**Aim of the exercise:** Every entry below must be repeated exactly; skip the pictures.

━━━━━━━━

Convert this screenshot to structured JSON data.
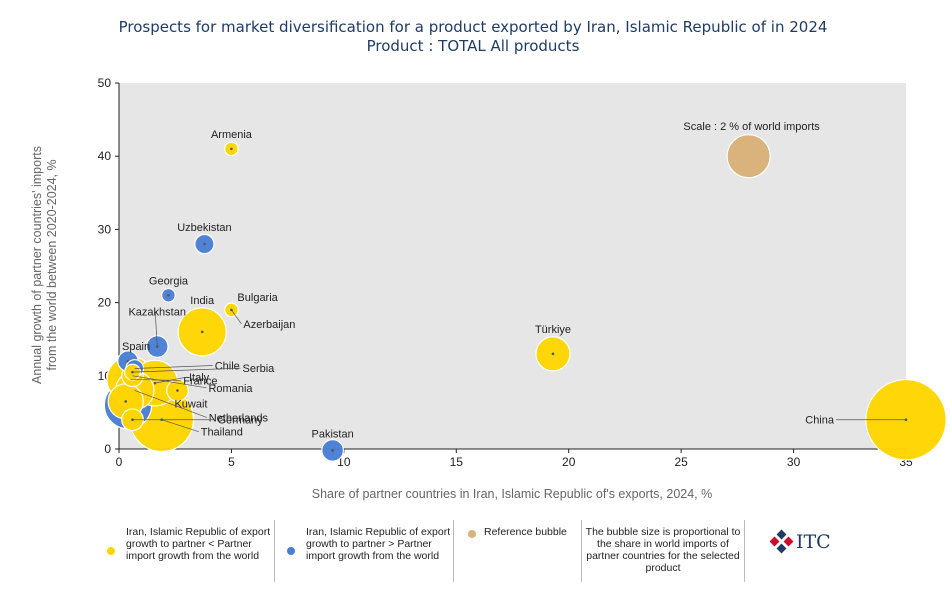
{
  "chart_data": {
    "type": "scatter",
    "title": "Prospects for market diversification for a product exported by Iran, Islamic Republic of in 2024",
    "subtitle": "Product : TOTAL All products",
    "xlabel": "Share of partner countries in Iran, Islamic Republic of's exports, 2024, %",
    "ylabel_line1": "Annual growth of partner countries' imports",
    "ylabel_line2": "from the world between 2020-2024, %",
    "xlim": [
      0,
      35
    ],
    "ylim": [
      0,
      50
    ],
    "xticks": [
      "0",
      "5",
      "10",
      "15",
      "20",
      "25",
      "30",
      "35"
    ],
    "yticks": [
      "0",
      "10",
      "20",
      "30",
      "40",
      "50"
    ],
    "grid": false,
    "colors": {
      "yellow": "#ffd500",
      "blue": "#4a7fd4",
      "reference": "#d9b27c",
      "plot_bg": "#e6e6e6"
    },
    "reference_bubble": {
      "label": "Scale : 2 % of world imports",
      "x": 28,
      "y": 40,
      "size": 2.0
    },
    "points": [
      {
        "name": "China",
        "x": 35.0,
        "y": 4.0,
        "size": 8.5,
        "group": "yellow"
      },
      {
        "name": "Türkiye",
        "x": 19.3,
        "y": 13.0,
        "size": 1.1,
        "group": "yellow"
      },
      {
        "name": "Pakistan",
        "x": 9.5,
        "y": -0.2,
        "size": 0.3,
        "group": "blue"
      },
      {
        "name": "Armenia",
        "x": 5.0,
        "y": 41.0,
        "size": 0.05,
        "group": "yellow"
      },
      {
        "name": "Uzbekistan",
        "x": 3.8,
        "y": 28.0,
        "size": 0.2,
        "group": "blue"
      },
      {
        "name": "Georgia",
        "x": 2.2,
        "y": 21.0,
        "size": 0.05,
        "group": "blue"
      },
      {
        "name": "India",
        "x": 3.7,
        "y": 16.0,
        "size": 2.6,
        "group": "yellow"
      },
      {
        "name": "Bulgaria",
        "x": 5.0,
        "y": 19.0,
        "size": 0.05,
        "group": "yellow"
      },
      {
        "name": "Azerbaijan",
        "x": 5.0,
        "y": 19.0,
        "size": 0.05,
        "group": "yellow"
      },
      {
        "name": "Kazakhstan",
        "x": 1.7,
        "y": 14.0,
        "size": 0.3,
        "group": "blue"
      },
      {
        "name": "Spain",
        "x": 0.4,
        "y": 12.0,
        "size": 0.25,
        "group": "blue"
      },
      {
        "name": "Chile",
        "x": 0.7,
        "y": 11.0,
        "size": 0.15,
        "group": "blue"
      },
      {
        "name": "Serbia",
        "x": 0.6,
        "y": 10.5,
        "size": 0.1,
        "group": "yellow"
      },
      {
        "name": "France",
        "x": 0.5,
        "y": 9.5,
        "size": 2.4,
        "group": "yellow"
      },
      {
        "name": "Romania",
        "x": 0.6,
        "y": 10.0,
        "size": 0.3,
        "group": "yellow"
      },
      {
        "name": "Italy",
        "x": 1.6,
        "y": 9.0,
        "size": 2.3,
        "group": "yellow"
      },
      {
        "name": "Kuwait",
        "x": 2.6,
        "y": 8.0,
        "size": 0.3,
        "group": "yellow"
      },
      {
        "name": "Netherlands",
        "x": 0.7,
        "y": 8.0,
        "size": 1.5,
        "group": "yellow"
      },
      {
        "name": "Blue large",
        "x": 0.4,
        "y": 6.0,
        "size": 2.5,
        "group": "blue",
        "nolabel": true
      },
      {
        "name": "Yellow mid",
        "x": 0.3,
        "y": 6.5,
        "size": 1.2,
        "group": "yellow",
        "nolabel": true
      },
      {
        "name": "Germany",
        "x": 0.6,
        "y": 4.0,
        "size": 0.3,
        "group": "yellow"
      },
      {
        "name": "Thailand",
        "x": 1.9,
        "y": 4.0,
        "size": 5.0,
        "group": "yellow"
      }
    ]
  },
  "legend": {
    "yellow_text": "Iran, Islamic Republic of export growth to partner < Partner import growth from the world",
    "blue_text": "Iran, Islamic Republic of export growth to partner > Partner import growth from the world",
    "reference_text": "Reference bubble",
    "size_text": "The bubble size is proportional to the share in world imports of partner countries for the selected product"
  },
  "logo": {
    "text": "ITC"
  }
}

━━━━━━━━

**Response:**
Convert this screenshot to structured JSON data.
{
  "chart_data": {
    "type": "scatter",
    "title": "Prospects for market diversification for a product exported by Iran, Islamic Republic of in 2024",
    "subtitle": "Product : TOTAL All products",
    "xlabel": "Share of partner countries in Iran, Islamic Republic of's exports, 2024, %",
    "ylabel_line1": "Annual growth of partner countries' imports",
    "ylabel_line2": "from the world between 2020-2024, %",
    "xlim": [
      0,
      35
    ],
    "ylim": [
      0,
      50
    ],
    "xticks": [
      "0",
      "5",
      "10",
      "15",
      "20",
      "25",
      "30",
      "35"
    ],
    "yticks": [
      "0",
      "10",
      "20",
      "30",
      "40",
      "50"
    ],
    "grid": false,
    "colors": {
      "yellow": "#ffd500",
      "blue": "#4a7fd4",
      "reference": "#d9b27c",
      "plot_bg": "#e6e6e6"
    },
    "reference_bubble": {
      "label": "Scale : 2 % of world imports",
      "x": 28,
      "y": 40,
      "size": 2.0
    },
    "points": [
      {
        "name": "China",
        "x": 35.0,
        "y": 4.0,
        "size": 8.5,
        "group": "yellow"
      },
      {
        "name": "Türkiye",
        "x": 19.3,
        "y": 13.0,
        "size": 1.1,
        "group": "yellow"
      },
      {
        "name": "Pakistan",
        "x": 9.5,
        "y": -0.2,
        "size": 0.3,
        "group": "blue"
      },
      {
        "name": "Armenia",
        "x": 5.0,
        "y": 41.0,
        "size": 0.05,
        "group": "yellow"
      },
      {
        "name": "Uzbekistan",
        "x": 3.8,
        "y": 28.0,
        "size": 0.2,
        "group": "blue"
      },
      {
        "name": "Georgia",
        "x": 2.2,
        "y": 21.0,
        "size": 0.05,
        "group": "blue"
      },
      {
        "name": "India",
        "x": 3.7,
        "y": 16.0,
        "size": 2.6,
        "group": "yellow"
      },
      {
        "name": "Bulgaria",
        "x": 5.0,
        "y": 19.0,
        "size": 0.05,
        "group": "yellow"
      },
      {
        "name": "Azerbaijan",
        "x": 5.0,
        "y": 19.0,
        "size": 0.05,
        "group": "yellow"
      },
      {
        "name": "Kazakhstan",
        "x": 1.7,
        "y": 14.0,
        "size": 0.3,
        "group": "blue"
      },
      {
        "name": "Spain",
        "x": 0.4,
        "y": 12.0,
        "size": 0.25,
        "group": "blue"
      },
      {
        "name": "Chile",
        "x": 0.7,
        "y": 11.0,
        "size": 0.15,
        "group": "blue"
      },
      {
        "name": "Serbia",
        "x": 0.6,
        "y": 10.5,
        "size": 0.1,
        "group": "yellow"
      },
      {
        "name": "France",
        "x": 0.5,
        "y": 9.5,
        "size": 2.4,
        "group": "yellow"
      },
      {
        "name": "Romania",
        "x": 0.6,
        "y": 10.0,
        "size": 0.3,
        "group": "yellow"
      },
      {
        "name": "Italy",
        "x": 1.6,
        "y": 9.0,
        "size": 2.3,
        "group": "yellow"
      },
      {
        "name": "Kuwait",
        "x": 2.6,
        "y": 8.0,
        "size": 0.3,
        "group": "yellow"
      },
      {
        "name": "Netherlands",
        "x": 0.7,
        "y": 8.0,
        "size": 1.5,
        "group": "yellow"
      },
      {
        "name": "Blue large",
        "x": 0.4,
        "y": 6.0,
        "size": 2.5,
        "group": "blue",
        "nolabel": true
      },
      {
        "name": "Yellow mid",
        "x": 0.3,
        "y": 6.5,
        "size": 1.2,
        "group": "yellow",
        "nolabel": true
      },
      {
        "name": "Germany",
        "x": 0.6,
        "y": 4.0,
        "size": 0.3,
        "group": "yellow"
      },
      {
        "name": "Thailand",
        "x": 1.9,
        "y": 4.0,
        "size": 5.0,
        "group": "yellow"
      }
    ]
  },
  "legend": {
    "yellow_text": "Iran, Islamic Republic of export growth to partner < Partner import growth from the world",
    "blue_text": "Iran, Islamic Republic of export growth to partner > Partner import growth from the world",
    "reference_text": "Reference bubble",
    "size_text": "The bubble size is proportional to the share in world imports of partner countries for the selected product"
  },
  "logo": {
    "text": "ITC"
  }
}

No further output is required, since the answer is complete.